-- Start --

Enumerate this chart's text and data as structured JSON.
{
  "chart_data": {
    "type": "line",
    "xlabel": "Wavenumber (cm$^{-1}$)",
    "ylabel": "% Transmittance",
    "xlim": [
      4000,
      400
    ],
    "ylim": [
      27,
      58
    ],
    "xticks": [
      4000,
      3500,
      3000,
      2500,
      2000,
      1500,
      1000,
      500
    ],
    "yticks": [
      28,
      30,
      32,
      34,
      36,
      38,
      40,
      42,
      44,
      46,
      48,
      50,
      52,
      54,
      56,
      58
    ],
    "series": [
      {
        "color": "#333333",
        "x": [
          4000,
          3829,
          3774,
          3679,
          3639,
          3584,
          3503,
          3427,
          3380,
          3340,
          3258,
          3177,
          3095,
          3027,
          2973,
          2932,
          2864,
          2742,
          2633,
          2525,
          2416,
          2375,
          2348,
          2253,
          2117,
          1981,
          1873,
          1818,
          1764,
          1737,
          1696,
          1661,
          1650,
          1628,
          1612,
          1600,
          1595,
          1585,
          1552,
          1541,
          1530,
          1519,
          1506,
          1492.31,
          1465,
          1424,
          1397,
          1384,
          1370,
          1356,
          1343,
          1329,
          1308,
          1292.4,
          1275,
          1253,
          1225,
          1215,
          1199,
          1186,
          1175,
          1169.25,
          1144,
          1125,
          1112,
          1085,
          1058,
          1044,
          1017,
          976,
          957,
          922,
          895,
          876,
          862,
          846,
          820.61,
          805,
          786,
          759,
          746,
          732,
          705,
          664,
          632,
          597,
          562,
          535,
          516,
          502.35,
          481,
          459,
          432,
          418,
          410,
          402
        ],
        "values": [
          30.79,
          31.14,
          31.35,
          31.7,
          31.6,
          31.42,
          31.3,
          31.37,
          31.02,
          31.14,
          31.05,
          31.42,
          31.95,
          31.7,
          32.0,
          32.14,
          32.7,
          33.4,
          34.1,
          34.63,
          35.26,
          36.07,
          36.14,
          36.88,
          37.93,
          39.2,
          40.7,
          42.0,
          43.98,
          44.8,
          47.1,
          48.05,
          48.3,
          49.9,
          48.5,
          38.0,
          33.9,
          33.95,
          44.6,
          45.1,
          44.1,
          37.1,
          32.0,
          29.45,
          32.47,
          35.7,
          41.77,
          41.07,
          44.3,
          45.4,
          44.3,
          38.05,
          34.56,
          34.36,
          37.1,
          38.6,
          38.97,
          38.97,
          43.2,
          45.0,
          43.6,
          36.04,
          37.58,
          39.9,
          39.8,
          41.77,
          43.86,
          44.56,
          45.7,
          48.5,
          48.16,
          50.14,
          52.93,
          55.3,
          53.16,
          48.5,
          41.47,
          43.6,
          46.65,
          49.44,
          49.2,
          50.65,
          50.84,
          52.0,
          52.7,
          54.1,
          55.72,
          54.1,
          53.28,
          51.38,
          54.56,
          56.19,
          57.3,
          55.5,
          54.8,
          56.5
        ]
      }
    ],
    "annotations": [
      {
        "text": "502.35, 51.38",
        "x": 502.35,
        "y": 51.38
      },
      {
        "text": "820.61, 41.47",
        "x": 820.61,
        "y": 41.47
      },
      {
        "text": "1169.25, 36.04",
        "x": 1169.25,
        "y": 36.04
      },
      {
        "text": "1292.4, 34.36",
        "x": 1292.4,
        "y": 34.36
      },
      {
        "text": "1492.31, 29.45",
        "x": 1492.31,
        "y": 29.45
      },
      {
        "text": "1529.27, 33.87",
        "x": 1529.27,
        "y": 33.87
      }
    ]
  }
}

-- End --

## Stated goal:
Across the data, tally the lines containing "text" and give back the number alone.

## Output for this exercise:
7